**Your objective**
In full and without deviation, write out the entries that follow.

══════

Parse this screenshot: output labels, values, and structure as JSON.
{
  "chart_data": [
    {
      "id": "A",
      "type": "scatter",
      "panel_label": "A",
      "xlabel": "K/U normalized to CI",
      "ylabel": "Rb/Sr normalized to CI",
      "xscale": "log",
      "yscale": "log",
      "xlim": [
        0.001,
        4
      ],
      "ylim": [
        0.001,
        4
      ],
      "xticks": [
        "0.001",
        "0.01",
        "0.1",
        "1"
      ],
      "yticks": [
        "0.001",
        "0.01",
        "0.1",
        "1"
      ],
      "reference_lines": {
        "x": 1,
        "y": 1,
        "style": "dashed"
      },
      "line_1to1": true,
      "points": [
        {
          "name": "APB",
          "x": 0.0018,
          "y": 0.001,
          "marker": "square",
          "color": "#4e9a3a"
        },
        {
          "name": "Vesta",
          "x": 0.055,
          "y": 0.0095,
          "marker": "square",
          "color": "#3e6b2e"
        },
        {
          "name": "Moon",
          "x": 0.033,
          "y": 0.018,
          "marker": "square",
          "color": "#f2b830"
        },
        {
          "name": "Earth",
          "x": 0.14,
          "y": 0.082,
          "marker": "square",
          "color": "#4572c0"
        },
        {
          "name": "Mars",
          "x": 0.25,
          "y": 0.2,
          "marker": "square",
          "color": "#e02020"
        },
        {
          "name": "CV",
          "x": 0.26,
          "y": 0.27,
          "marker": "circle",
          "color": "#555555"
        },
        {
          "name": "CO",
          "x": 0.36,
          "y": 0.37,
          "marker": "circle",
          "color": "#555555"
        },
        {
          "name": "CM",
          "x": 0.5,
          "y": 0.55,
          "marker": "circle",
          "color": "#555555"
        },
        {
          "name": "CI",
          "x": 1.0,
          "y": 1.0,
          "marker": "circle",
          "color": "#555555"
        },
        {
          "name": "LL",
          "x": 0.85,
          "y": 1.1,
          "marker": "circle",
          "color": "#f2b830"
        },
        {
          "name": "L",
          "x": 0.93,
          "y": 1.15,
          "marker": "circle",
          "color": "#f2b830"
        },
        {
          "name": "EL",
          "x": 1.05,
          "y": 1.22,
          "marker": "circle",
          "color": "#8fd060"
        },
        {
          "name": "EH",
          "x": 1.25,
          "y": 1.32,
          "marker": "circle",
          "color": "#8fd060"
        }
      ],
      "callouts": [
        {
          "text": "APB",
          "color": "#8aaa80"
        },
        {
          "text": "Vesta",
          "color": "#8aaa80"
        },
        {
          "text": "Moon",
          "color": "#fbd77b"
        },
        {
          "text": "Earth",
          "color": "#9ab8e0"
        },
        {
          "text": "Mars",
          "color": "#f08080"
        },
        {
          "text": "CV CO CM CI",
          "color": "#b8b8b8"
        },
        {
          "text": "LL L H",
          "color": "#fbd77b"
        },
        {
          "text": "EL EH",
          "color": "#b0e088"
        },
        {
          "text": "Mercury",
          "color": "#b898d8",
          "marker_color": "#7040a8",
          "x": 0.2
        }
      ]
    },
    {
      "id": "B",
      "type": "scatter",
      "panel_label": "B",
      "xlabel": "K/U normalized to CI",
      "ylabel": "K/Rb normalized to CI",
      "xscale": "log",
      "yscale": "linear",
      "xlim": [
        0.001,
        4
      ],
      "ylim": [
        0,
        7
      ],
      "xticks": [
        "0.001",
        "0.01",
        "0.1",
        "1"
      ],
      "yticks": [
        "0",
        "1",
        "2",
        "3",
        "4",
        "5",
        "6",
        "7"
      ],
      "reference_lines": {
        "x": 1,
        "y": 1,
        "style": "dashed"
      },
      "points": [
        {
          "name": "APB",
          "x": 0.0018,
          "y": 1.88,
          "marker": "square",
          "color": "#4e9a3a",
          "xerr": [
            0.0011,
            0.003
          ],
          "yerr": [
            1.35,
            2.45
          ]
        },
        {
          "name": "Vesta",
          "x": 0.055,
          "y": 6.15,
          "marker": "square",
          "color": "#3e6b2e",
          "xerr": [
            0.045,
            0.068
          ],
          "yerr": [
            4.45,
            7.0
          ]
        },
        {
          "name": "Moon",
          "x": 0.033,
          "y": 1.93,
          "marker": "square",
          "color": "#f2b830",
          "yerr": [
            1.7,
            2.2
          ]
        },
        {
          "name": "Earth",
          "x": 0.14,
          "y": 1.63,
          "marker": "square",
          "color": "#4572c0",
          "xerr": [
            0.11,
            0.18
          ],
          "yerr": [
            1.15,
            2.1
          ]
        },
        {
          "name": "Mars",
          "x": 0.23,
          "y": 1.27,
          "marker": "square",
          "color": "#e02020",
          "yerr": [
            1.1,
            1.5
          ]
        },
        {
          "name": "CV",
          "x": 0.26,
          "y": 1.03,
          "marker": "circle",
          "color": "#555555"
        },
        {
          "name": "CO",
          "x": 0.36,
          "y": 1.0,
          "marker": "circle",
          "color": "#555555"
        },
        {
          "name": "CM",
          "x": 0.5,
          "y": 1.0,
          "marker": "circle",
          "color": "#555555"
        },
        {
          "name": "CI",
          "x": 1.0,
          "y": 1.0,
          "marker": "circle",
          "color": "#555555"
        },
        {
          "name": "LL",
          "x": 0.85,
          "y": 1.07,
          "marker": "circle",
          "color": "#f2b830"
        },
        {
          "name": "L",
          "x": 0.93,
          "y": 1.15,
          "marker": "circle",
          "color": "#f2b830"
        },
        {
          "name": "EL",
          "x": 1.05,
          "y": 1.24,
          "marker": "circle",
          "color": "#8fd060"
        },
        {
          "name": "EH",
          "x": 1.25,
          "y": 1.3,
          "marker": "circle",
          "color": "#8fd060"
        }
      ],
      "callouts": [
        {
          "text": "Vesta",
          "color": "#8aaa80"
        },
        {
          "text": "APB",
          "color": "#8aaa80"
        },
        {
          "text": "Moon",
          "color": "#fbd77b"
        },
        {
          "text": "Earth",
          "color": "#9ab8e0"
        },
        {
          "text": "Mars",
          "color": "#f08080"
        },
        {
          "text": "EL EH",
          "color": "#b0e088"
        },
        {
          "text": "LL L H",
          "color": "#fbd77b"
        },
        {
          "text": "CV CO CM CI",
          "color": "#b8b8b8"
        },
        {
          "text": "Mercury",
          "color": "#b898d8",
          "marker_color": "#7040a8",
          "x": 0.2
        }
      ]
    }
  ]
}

══════

**Correct output**
Parse this screenshot: output labels, values, and structure as JSON.
{
  "chart_data": [
    {
      "id": "A",
      "type": "scatter",
      "panel_label": "A",
      "xlabel": "K/U normalized to CI",
      "ylabel": "Rb/Sr normalized to CI",
      "xscale": "log",
      "yscale": "log",
      "xlim": [
        0.001,
        4
      ],
      "ylim": [
        0.001,
        4
      ],
      "xticks": [
        "0.001",
        "0.01",
        "0.1",
        "1"
      ],
      "yticks": [
        "0.001",
        "0.01",
        "0.1",
        "1"
      ],
      "reference_lines": {
        "x": 1,
        "y": 1,
        "style": "dashed"
      },
      "line_1to1": true,
      "points": [
        {
          "name": "APB",
          "x": 0.0018,
          "y": 0.001,
          "marker": "square",
          "color": "#4e9a3a"
        },
        {
          "name": "Vesta",
          "x": 0.055,
          "y": 0.0095,
          "marker": "square",
          "color": "#3e6b2e"
        },
        {
          "name": "Moon",
          "x": 0.033,
          "y": 0.018,
          "marker": "square",
          "color": "#f2b830"
        },
        {
          "name": "Earth",
          "x": 0.14,
          "y": 0.082,
          "marker": "square",
          "color": "#4572c0"
        },
        {
          "name": "Mars",
          "x": 0.25,
          "y": 0.2,
          "marker": "square",
          "color": "#e02020"
        },
        {
          "name": "CV",
          "x": 0.26,
          "y": 0.27,
          "marker": "circle",
          "color": "#555555"
        },
        {
          "name": "CO",
          "x": 0.36,
          "y": 0.37,
          "marker": "circle",
          "color": "#555555"
        },
        {
          "name": "CM",
          "x": 0.5,
          "y": 0.55,
          "marker": "circle",
          "color": "#555555"
        },
        {
          "name": "CI",
          "x": 1.0,
          "y": 1.0,
          "marker": "circle",
          "color": "#555555"
        },
        {
          "name": "LL",
          "x": 0.85,
          "y": 1.1,
          "marker": "circle",
          "color": "#f2b830"
        },
        {
          "name": "L",
          "x": 0.93,
          "y": 1.15,
          "marker": "circle",
          "color": "#f2b830"
        },
        {
          "name": "EL",
          "x": 1.05,
          "y": 1.22,
          "marker": "circle",
          "color": "#8fd060"
        },
        {
          "name": "EH",
          "x": 1.25,
          "y": 1.32,
          "marker": "circle",
          "color": "#8fd060"
        }
      ],
      "callouts": [
        {
          "text": "APB",
          "color": "#8aaa80"
        },
        {
          "text": "Vesta",
          "color": "#8aaa80"
        },
        {
          "text": "Moon",
          "color": "#fbd77b"
        },
        {
          "text": "Earth",
          "color": "#9ab8e0"
        },
        {
          "text": "Mars",
          "color": "#f08080"
        },
        {
          "text": "CV CO CM CI",
          "color": "#b8b8b8"
        },
        {
          "text": "LL L H",
          "color": "#fbd77b"
        },
        {
          "text": "EL EH",
          "color": "#b0e088"
        },
        {
          "text": "Mercury",
          "color": "#b898d8",
          "marker_color": "#7040a8",
          "x": 0.2
        }
      ]
    },
    {
      "id": "B",
      "type": "scatter",
      "panel_label": "B",
      "xlabel": "K/U normalized to CI",
      "ylabel": "K/Rb normalized to CI",
      "xscale": "log",
      "yscale": "linear",
      "xlim": [
        0.001,
        4
      ],
      "ylim": [
        0,
        7
      ],
      "xticks": [
        "0.001",
        "0.01",
        "0.1",
        "1"
      ],
      "yticks": [
        "0",
        "1",
        "2",
        "3",
        "4",
        "5",
        "6",
        "7"
      ],
      "reference_lines": {
        "x": 1,
        "y": 1,
        "style": "dashed"
      },
      "points": [
        {
          "name": "APB",
          "x": 0.0018,
          "y": 1.88,
          "marker": "square",
          "color": "#4e9a3a",
          "xerr": [
            0.0011,
            0.003
          ],
          "yerr": [
            1.35,
            2.45
          ]
        },
        {
          "name": "Vesta",
          "x": 0.055,
          "y": 6.15,
          "marker": "square",
          "color": "#3e6b2e",
          "xerr": [
            0.045,
            0.068
          ],
          "yerr": [
            4.45,
            7.0
          ]
        },
        {
          "name": "Moon",
          "x": 0.033,
          "y": 1.93,
          "marker": "square",
          "color": "#f2b830",
          "yerr": [
            1.7,
            2.2
          ]
        },
        {
          "name": "Earth",
          "x": 0.14,
          "y": 1.63,
          "marker": "square",
          "color": "#4572c0",
          "xerr": [
            0.11,
            0.18
          ],
          "yerr": [
            1.15,
            2.1
          ]
        },
        {
          "name": "Mars",
          "x": 0.23,
          "y": 1.27,
          "marker": "square",
          "color": "#e02020",
          "yerr": [
            1.1,
            1.5
          ]
        },
        {
          "name": "CV",
          "x": 0.26,
          "y": 1.03,
          "marker": "circle",
          "color": "#555555"
        },
        {
          "name": "CO",
          "x": 0.36,
          "y": 1.0,
          "marker": "circle",
          "color": "#555555"
        },
        {
          "name": "CM",
          "x": 0.5,
          "y": 1.0,
          "marker": "circle",
          "color": "#555555"
        },
        {
          "name": "CI",
          "x": 1.0,
          "y": 1.0,
          "marker": "circle",
          "color": "#555555"
        },
        {
          "name": "LL",
          "x": 0.85,
          "y": 1.07,
          "marker": "circle",
          "color": "#f2b830"
        },
        {
          "name": "L",
          "x": 0.93,
          "y": 1.15,
          "marker": "circle",
          "color": "#f2b830"
        },
        {
          "name": "EL",
          "x": 1.05,
          "y": 1.24,
          "marker": "circle",
          "color": "#8fd060"
        },
        {
          "name": "EH",
          "x": 1.25,
          "y": 1.3,
          "marker": "circle",
          "color": "#8fd060"
        }
      ],
      "callouts": [
        {
          "text": "Vesta",
          "color": "#8aaa80"
        },
        {
          "text": "APB",
          "color": "#8aaa80"
        },
        {
          "text": "Moon",
          "color": "#fbd77b"
        },
        {
          "text": "Earth",
          "color": "#9ab8e0"
        },
        {
          "text": "Mars",
          "color": "#f08080"
        },
        {
          "text": "EL EH",
          "color": "#b0e088"
        },
        {
          "text": "LL L H",
          "color": "#fbd77b"
        },
        {
          "text": "CV CO CM CI",
          "color": "#b8b8b8"
        },
        {
          "text": "Mercury",
          "color": "#b898d8",
          "marker_color": "#7040a8",
          "x": 0.2
        }
      ]
    }
  ]
}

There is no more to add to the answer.